***** DATA EXTRACT *****

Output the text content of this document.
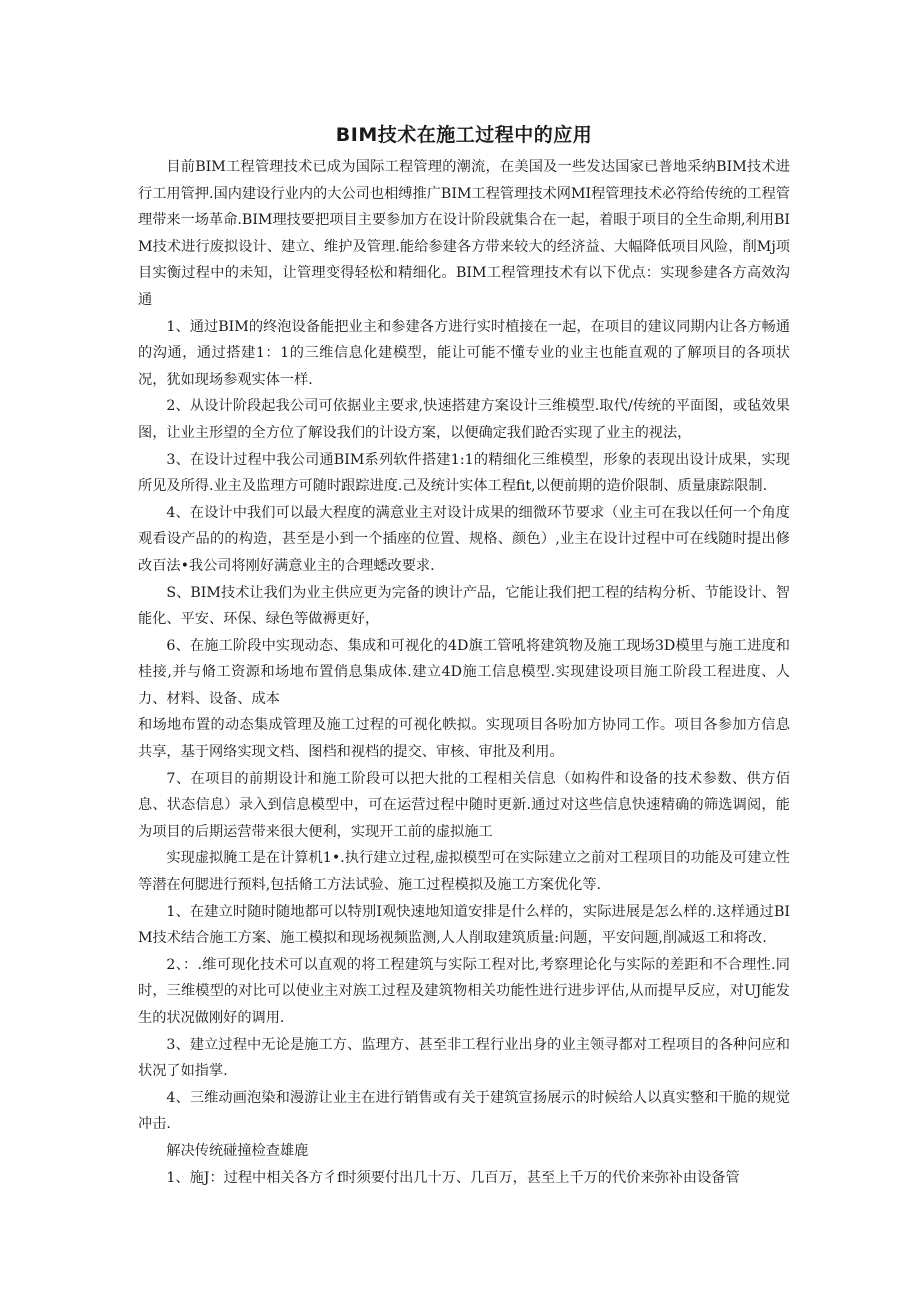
BIM技术在施工过程中的应用

目前BIM工程管理技术已成为国际工程管理的潮流，在美国及一些发达国家已普地采纳BIM技术进行工用管押.国内建设行业内的大公司也相缚推广BIM工程管理技术网MI程管理技术必符给传统的工程管理带来一场革命.BIM理技要把项目主要参加方在设计阶段就集合在一起，着眼于项目的全生命期,利用BIM技术进行废拟设计、建立、维护及管理.能给参建各方带来较大的经济益、大幅降低项目风险，削Mj项目实衡过程中的未知，让管理变得轻松和精细化。BIM工程管理技术有以下优点：实现参建各方高效沟通

1、通过BIM的终泡设备能把业主和参建各方进行实时植接在一起，在项目的建议同期内让各方畅通的沟通，通过搭建1：1的三维信息化建模型，能让可能不懂专业的业主也能直观的了解项目的各项状况，犹如现场参观实体一样.

2、从设计阶段起我公司可依据业主要求,快速搭建方案设计三维模型.取代/传统的平面图，或毡效果图，让业主形望的全方位了解设我们的计设方案，以便确定我们跄否实现了业主的视法，

3、在设计过程中我公司通BIM系列软件搭建1:1的精细化三维模型，形象的表现出设计成果，实现所见及所得.业主及监理方可随时跟踪进度.己及统计实体工程fit,以便前期的造价限制、质量康踪限制.

4、在设计中我们可以最大程度的满意业主对设计成果的细微环节要求（业主可在我以任何一个角度观看设产品的的构造，甚至是小到一个插座的位置、规格、颜色）,业主在设计过程中可在线随时提出修改百法•我公司将刚好满意业主的合理蟋改要求.

S、BIM技术让我们为业主供应更为完备的谀计产品，它能让我们把工程的结构分析、节能设计、智能化、平安、环保、绿色等做褥更好，

6、在施工阶段中实现动态、集成和可视化的4D旗工管吼将建筑物及施工现场3D模里与施工进度和桂接,并与脩工资源和场地布置俏息集成体.建立4D施工信息模型.实现建设项目施工阶段工程进度、人力、材料、设备、成本

和场地布置的动态集成管理及施工过程的可视化帙拟。实现项目各吩加方协同工作。项目各参加方信息共享，基于网络实现文档、图档和视档的提交、审核、审批及利用。

7、在项目的前期设计和施工阶段可以把大批的工程相关信息（如构件和设备的技术参数、供方佰息、状态信息）录入到信息模型中，可在运营过程中随时更新.通过对这些信息快速精确的筛选调阅，能为项目的后期运营带来很大便利，实现开工前的虚拟施工

实现虚拟腌工是在计算机1•.执行建立过程,虚拟模型可在实际建立之前对工程项目的功能及可建立性等潜在何腮进行预料,包括脩工方法试验、施工过程模拟及施工方案优化等.

1、在建立时随时随地都可以特別I观快速地知道安排是什么样的，实际进展是怎么样的.这样通过BIM技术结合施工方案、施工模拟和现场视频监测,人人削取建筑质量:问题，平安问题,削减返工和将改.

2、：.维可现化技术可以直观的将工程建筑与实际工程对比,考察理论化与实际的差距和不合理性.同时，三维模型的对比可以使业主对族工过程及建筑物相关功能性进行进步评估,从而提早反应，对UJ能发生的状况做刚好的调用.

3、建立过程中无论是施工方、监理方、甚至非工程行业出身的业主领寻都对工程项目的各种问应和状况了如指掌.

4、三维动画泡染和漫游让业主在进行销售或有关于建筑宣扬展示的时候给人以真实整和干脆的规觉冲击.

解决传统碰撞检查雄鹿

1、施J：过程中相关各方彳f时须要付出几十万、几百万，甚至上千万的代价来弥补由设备管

*****

All the records need to be repeated exactly, with the images dropped.

● FINAL RESULT
Output the text content of this document.
BIM技术在施工过程中的应用

目前BIM工程管理技术已成为国际工程管理的潮流，在美国及一些发达国家已普地采纳BIM技术进行工用管押.国内建设行业内的大公司也相缚推广BIM工程管理技术网MI程管理技术必符给传统的工程管理带来一场革命.BIM理技要把项目主要参加方在设计阶段就集合在一起，着眼于项目的全生命期,利用BIM技术进行废拟设计、建立、维护及管理.能给参建各方带来较大的经济益、大幅降低项目风险，削Mj项目实衡过程中的未知，让管理变得轻松和精细化。BIM工程管理技术有以下优点：实现参建各方高效沟通

1、通过BIM的终泡设备能把业主和参建各方进行实时植接在一起，在项目的建议同期内让各方畅通的沟通，通过搭建1：1的三维信息化建模型，能让可能不懂专业的业主也能直观的了解项目的各项状况，犹如现场参观实体一样.

2、从设计阶段起我公司可依据业主要求,快速搭建方案设计三维模型.取代/传统的平面图，或毡效果图，让业主形望的全方位了解设我们的计设方案，以便确定我们跄否实现了业主的视法，

3、在设计过程中我公司通BIM系列软件搭建1:1的精细化三维模型，形象的表现出设计成果，实现所见及所得.业主及监理方可随时跟踪进度.己及统计实体工程fit,以便前期的造价限制、质量康踪限制.

4、在设计中我们可以最大程度的满意业主对设计成果的细微环节要求（业主可在我以任何一个角度观看设产品的的构造，甚至是小到一个插座的位置、规格、颜色）,业主在设计过程中可在线随时提出修改百法•我公司将刚好满意业主的合理蟋改要求.

S、BIM技术让我们为业主供应更为完备的谀计产品，它能让我们把工程的结构分析、节能设计、智能化、平安、环保、绿色等做褥更好，

6、在施工阶段中实现动态、集成和可视化的4D旗工管吼将建筑物及施工现场3D模里与施工进度和桂接,并与脩工资源和场地布置俏息集成体.建立4D施工信息模型.实现建设项目施工阶段工程进度、人力、材料、设备、成本

和场地布置的动态集成管理及施工过程的可视化帙拟。实现项目各吩加方协同工作。项目各参加方信息共享，基于网络实现文档、图档和视档的提交、审核、审批及利用。

7、在项目的前期设计和施工阶段可以把大批的工程相关信息（如构件和设备的技术参数、供方佰息、状态信息）录入到信息模型中，可在运营过程中随时更新.通过对这些信息快速精确的筛选调阅，能为项目的后期运营带来很大便利，实现开工前的虚拟施工

实现虚拟腌工是在计算机1•.执行建立过程,虚拟模型可在实际建立之前对工程项目的功能及可建立性等潜在何腮进行预料,包括脩工方法试验、施工过程模拟及施工方案优化等.

1、在建立时随时随地都可以特別I观快速地知道安排是什么样的，实际进展是怎么样的.这样通过BIM技术结合施工方案、施工模拟和现场视频监测,人人削取建筑质量:问题，平安问题,削减返工和将改.

2、：.维可现化技术可以直观的将工程建筑与实际工程对比,考察理论化与实际的差距和不合理性.同时，三维模型的对比可以使业主对族工过程及建筑物相关功能性进行进步评估,从而提早反应，对UJ能发生的状况做刚好的调用.

3、建立过程中无论是施工方、监理方、甚至非工程行业出身的业主领寻都对工程项目的各种问应和状况了如指掌.

4、三维动画泡染和漫游让业主在进行销售或有关于建筑宣扬展示的时候给人以真实整和干脆的规觉冲击.

解决传统碰撞检查雄鹿

1、施J：过程中相关各方彳f时须要付出几十万、几百万，甚至上千万的代价来弥补由设备管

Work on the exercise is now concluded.